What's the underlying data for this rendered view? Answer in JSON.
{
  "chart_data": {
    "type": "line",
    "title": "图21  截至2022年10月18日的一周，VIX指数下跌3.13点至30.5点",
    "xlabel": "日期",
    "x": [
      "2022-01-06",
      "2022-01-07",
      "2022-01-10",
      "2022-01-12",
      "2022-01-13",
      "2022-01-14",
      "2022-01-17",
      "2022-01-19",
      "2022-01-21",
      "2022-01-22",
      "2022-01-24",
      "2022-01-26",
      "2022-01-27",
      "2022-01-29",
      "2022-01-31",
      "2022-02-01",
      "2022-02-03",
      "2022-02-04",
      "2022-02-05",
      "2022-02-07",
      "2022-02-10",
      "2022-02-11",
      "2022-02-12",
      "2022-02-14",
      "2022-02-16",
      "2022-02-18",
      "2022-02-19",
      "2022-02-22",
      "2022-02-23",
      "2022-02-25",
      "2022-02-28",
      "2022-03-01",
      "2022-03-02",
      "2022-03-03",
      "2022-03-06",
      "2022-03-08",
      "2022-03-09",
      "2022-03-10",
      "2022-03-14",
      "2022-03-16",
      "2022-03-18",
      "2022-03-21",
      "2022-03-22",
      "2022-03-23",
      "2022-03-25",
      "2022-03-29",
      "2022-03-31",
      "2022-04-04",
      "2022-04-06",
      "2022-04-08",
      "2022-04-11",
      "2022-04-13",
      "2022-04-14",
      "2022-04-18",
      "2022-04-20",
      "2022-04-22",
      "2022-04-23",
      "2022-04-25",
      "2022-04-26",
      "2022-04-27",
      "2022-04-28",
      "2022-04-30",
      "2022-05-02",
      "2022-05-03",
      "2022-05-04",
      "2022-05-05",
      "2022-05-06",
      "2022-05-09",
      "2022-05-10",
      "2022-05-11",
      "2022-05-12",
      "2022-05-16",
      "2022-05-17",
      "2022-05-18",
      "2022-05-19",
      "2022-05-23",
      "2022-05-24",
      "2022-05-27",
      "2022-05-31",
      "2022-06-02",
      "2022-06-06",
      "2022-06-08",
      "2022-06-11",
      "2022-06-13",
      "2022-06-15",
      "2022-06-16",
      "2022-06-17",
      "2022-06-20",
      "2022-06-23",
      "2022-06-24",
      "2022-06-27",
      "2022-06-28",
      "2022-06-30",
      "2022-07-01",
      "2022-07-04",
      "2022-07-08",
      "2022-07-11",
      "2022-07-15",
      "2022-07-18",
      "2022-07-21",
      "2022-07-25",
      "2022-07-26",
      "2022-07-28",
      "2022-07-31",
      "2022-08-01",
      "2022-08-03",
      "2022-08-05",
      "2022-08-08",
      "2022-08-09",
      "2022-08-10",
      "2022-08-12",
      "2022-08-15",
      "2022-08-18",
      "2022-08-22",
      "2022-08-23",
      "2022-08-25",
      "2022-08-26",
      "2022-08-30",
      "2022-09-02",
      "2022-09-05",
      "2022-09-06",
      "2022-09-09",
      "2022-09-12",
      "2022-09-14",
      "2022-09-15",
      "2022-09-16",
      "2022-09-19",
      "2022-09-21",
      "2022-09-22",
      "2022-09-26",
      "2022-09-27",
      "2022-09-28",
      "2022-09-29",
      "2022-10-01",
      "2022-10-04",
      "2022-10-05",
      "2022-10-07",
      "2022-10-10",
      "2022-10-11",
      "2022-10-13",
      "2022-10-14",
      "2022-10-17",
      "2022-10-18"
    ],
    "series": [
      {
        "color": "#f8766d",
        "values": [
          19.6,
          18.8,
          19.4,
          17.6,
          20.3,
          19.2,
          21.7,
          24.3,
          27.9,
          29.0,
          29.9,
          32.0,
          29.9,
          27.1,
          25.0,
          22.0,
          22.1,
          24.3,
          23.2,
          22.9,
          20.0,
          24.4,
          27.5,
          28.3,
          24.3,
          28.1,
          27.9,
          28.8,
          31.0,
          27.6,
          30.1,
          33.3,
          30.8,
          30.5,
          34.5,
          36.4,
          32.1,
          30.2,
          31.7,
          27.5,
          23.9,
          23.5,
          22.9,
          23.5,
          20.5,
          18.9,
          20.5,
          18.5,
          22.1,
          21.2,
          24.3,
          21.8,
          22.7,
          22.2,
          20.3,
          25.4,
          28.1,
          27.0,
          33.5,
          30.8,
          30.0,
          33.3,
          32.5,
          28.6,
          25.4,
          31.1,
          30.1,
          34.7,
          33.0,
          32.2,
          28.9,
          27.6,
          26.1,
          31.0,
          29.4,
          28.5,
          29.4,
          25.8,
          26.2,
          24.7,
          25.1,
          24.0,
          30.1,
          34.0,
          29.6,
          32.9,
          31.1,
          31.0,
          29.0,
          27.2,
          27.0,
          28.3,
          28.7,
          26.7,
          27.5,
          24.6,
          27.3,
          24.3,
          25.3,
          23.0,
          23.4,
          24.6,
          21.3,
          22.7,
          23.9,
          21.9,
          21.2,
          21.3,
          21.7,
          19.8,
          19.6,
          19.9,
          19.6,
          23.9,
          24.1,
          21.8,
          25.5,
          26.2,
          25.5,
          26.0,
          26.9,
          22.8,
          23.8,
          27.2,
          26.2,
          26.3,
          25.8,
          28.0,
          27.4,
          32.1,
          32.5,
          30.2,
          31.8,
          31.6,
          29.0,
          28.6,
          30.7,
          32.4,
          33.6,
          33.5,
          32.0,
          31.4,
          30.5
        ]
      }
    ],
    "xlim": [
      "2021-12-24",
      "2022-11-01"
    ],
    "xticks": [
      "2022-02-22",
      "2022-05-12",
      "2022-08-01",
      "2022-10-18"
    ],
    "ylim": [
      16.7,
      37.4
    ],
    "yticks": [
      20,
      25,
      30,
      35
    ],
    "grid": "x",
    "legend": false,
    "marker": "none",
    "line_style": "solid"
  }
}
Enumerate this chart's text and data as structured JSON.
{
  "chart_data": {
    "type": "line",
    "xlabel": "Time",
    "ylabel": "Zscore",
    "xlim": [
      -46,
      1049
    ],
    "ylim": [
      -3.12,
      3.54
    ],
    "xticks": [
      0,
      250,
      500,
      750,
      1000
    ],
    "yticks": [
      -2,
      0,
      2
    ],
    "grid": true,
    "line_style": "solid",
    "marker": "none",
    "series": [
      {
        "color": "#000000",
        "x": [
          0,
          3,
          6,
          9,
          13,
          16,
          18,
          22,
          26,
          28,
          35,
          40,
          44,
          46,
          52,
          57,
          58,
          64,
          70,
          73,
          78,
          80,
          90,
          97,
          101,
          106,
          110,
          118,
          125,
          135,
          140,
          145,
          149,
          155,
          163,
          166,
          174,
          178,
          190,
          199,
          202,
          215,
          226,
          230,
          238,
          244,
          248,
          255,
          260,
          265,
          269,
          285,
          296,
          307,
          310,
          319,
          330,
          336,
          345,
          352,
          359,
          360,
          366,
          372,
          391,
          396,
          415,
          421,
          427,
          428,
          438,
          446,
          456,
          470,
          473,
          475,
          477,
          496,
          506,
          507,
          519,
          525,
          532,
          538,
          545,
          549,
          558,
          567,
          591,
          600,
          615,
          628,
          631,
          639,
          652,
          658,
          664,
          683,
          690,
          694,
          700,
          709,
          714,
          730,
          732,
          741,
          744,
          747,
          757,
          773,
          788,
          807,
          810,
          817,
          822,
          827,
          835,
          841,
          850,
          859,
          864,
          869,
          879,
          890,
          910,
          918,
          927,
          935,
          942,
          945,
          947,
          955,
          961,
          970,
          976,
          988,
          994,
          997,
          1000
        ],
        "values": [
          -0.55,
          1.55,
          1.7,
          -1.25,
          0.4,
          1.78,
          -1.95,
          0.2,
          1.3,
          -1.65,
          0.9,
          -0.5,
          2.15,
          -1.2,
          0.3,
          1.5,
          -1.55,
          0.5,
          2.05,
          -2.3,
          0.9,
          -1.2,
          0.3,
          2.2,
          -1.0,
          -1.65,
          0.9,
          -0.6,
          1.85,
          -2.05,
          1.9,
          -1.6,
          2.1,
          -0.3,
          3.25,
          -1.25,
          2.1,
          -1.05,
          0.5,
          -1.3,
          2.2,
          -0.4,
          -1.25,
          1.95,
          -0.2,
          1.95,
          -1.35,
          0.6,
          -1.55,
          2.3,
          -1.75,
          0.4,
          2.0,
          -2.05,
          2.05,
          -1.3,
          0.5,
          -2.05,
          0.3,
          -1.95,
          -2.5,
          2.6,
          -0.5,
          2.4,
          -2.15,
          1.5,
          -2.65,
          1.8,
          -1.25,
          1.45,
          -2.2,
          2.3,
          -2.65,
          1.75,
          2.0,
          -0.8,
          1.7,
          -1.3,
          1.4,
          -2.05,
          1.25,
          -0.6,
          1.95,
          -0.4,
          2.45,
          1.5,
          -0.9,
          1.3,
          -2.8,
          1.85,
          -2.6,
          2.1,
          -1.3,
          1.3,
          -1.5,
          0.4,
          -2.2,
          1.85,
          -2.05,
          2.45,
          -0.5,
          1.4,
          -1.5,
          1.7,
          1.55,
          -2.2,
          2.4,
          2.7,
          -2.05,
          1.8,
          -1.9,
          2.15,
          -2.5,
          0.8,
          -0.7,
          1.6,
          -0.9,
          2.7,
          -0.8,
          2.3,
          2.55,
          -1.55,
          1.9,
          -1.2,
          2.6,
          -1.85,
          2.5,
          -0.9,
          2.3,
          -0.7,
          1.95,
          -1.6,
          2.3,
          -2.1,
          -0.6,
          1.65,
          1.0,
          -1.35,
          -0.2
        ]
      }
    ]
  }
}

******************************

Problem to solve —
Copy whichever lines in the listing above contain the word "this".

Reply to the task —
What's the underlying data for this rendered view? Answer in JSON.
Enumerate this chart's text and data as structured JSON.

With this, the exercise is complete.